**** DATA FOR THE TASK

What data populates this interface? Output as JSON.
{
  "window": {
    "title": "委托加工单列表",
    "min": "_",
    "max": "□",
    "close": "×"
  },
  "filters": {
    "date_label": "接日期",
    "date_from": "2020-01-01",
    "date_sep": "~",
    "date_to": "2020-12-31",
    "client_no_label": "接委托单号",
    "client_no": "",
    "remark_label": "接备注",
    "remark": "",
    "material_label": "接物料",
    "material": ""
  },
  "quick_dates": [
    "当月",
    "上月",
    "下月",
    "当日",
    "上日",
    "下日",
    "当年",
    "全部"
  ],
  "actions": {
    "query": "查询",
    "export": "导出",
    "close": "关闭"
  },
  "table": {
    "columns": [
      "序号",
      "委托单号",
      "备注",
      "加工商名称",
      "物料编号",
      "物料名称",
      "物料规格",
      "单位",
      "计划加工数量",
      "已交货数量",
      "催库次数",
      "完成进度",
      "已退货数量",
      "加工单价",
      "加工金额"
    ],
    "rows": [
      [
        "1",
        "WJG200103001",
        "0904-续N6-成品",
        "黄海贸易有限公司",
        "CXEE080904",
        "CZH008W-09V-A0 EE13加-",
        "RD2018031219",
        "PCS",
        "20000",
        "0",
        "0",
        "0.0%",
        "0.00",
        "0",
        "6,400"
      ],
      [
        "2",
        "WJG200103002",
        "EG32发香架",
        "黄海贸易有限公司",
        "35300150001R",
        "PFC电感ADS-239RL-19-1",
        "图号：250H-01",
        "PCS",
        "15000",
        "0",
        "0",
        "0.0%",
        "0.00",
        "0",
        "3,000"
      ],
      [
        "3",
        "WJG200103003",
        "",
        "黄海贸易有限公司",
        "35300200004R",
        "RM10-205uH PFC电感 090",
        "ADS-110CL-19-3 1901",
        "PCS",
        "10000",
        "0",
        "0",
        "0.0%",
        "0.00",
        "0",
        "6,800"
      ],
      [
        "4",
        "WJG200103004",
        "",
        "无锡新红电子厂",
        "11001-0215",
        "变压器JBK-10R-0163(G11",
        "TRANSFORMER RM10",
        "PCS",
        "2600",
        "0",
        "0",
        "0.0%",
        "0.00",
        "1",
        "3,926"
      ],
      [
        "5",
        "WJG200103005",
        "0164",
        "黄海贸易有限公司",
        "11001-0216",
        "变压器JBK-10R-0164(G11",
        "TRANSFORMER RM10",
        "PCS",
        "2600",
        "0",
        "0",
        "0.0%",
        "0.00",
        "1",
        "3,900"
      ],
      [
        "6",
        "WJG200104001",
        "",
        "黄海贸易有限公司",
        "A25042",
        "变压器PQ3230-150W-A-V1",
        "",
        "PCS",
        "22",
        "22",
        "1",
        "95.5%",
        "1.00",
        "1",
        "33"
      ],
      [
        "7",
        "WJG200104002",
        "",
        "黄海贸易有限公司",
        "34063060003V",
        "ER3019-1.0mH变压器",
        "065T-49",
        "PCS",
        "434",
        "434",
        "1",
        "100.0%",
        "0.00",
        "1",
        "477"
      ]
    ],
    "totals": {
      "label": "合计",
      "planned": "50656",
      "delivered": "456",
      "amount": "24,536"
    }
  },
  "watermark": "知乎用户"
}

********

YOUR INSTRUCTIONS: Repeat the preceding lines exactly, please, every one of them.

THE RESPONSE:
What data populates this interface? Output as JSON.
{
  "window": {
    "title": "委托加工单列表",
    "min": "_",
    "max": "□",
    "close": "×"
  },
  "filters": {
    "date_label": "接日期",
    "date_from": "2020-01-01",
    "date_sep": "~",
    "date_to": "2020-12-31",
    "client_no_label": "接委托单号",
    "client_no": "",
    "remark_label": "接备注",
    "remark": "",
    "material_label": "接物料",
    "material": ""
  },
  "quick_dates": [
    "当月",
    "上月",
    "下月",
    "当日",
    "上日",
    "下日",
    "当年",
    "全部"
  ],
  "actions": {
    "query": "查询",
    "export": "导出",
    "close": "关闭"
  },
  "table": {
    "columns": [
      "序号",
      "委托单号",
      "备注",
      "加工商名称",
      "物料编号",
      "物料名称",
      "物料规格",
      "单位",
      "计划加工数量",
      "已交货数量",
      "催库次数",
      "完成进度",
      "已退货数量",
      "加工单价",
      "加工金额"
    ],
    "rows": [
      [
        "1",
        "WJG200103001",
        "0904-续N6-成品",
        "黄海贸易有限公司",
        "CXEE080904",
        "CZH008W-09V-A0 EE13加-",
        "RD2018031219",
        "PCS",
        "20000",
        "0",
        "0",
        "0.0%",
        "0.00",
        "0",
        "6,400"
      ],
      [
        "2",
        "WJG200103002",
        "EG32发香架",
        "黄海贸易有限公司",
        "35300150001R",
        "PFC电感ADS-239RL-19-1",
        "图号：250H-01",
        "PCS",
        "15000",
        "0",
        "0",
        "0.0%",
        "0.00",
        "0",
        "3,000"
      ],
      [
        "3",
        "WJG200103003",
        "",
        "黄海贸易有限公司",
        "35300200004R",
        "RM10-205uH PFC电感 090",
        "ADS-110CL-19-3 1901",
        "PCS",
        "10000",
        "0",
        "0",
        "0.0%",
        "0.00",
        "0",
        "6,800"
      ],
      [
        "4",
        "WJG200103004",
        "",
        "无锡新红电子厂",
        "11001-0215",
        "变压器JBK-10R-0163(G11",
        "TRANSFORMER RM10",
        "PCS",
        "2600",
        "0",
        "0",
        "0.0%",
        "0.00",
        "1",
        "3,926"
      ],
      [
        "5",
        "WJG200103005",
        "0164",
        "黄海贸易有限公司",
        "11001-0216",
        "变压器JBK-10R-0164(G11",
        "TRANSFORMER RM10",
        "PCS",
        "2600",
        "0",
        "0",
        "0.0%",
        "0.00",
        "1",
        "3,900"
      ],
      [
        "6",
        "WJG200104001",
        "",
        "黄海贸易有限公司",
        "A25042",
        "变压器PQ3230-150W-A-V1",
        "",
        "PCS",
        "22",
        "22",
        "1",
        "95.5%",
        "1.00",
        "1",
        "33"
      ],
      [
        "7",
        "WJG200104002",
        "",
        "黄海贸易有限公司",
        "34063060003V",
        "ER3019-1.0mH变压器",
        "065T-49",
        "PCS",
        "434",
        "434",
        "1",
        "100.0%",
        "0.00",
        "1",
        "477"
      ]
    ],
    "totals": {
      "label": "合计",
      "planned": "50656",
      "delivered": "456",
      "amount": "24,536"
    }
  },
  "watermark": "知乎用户"
}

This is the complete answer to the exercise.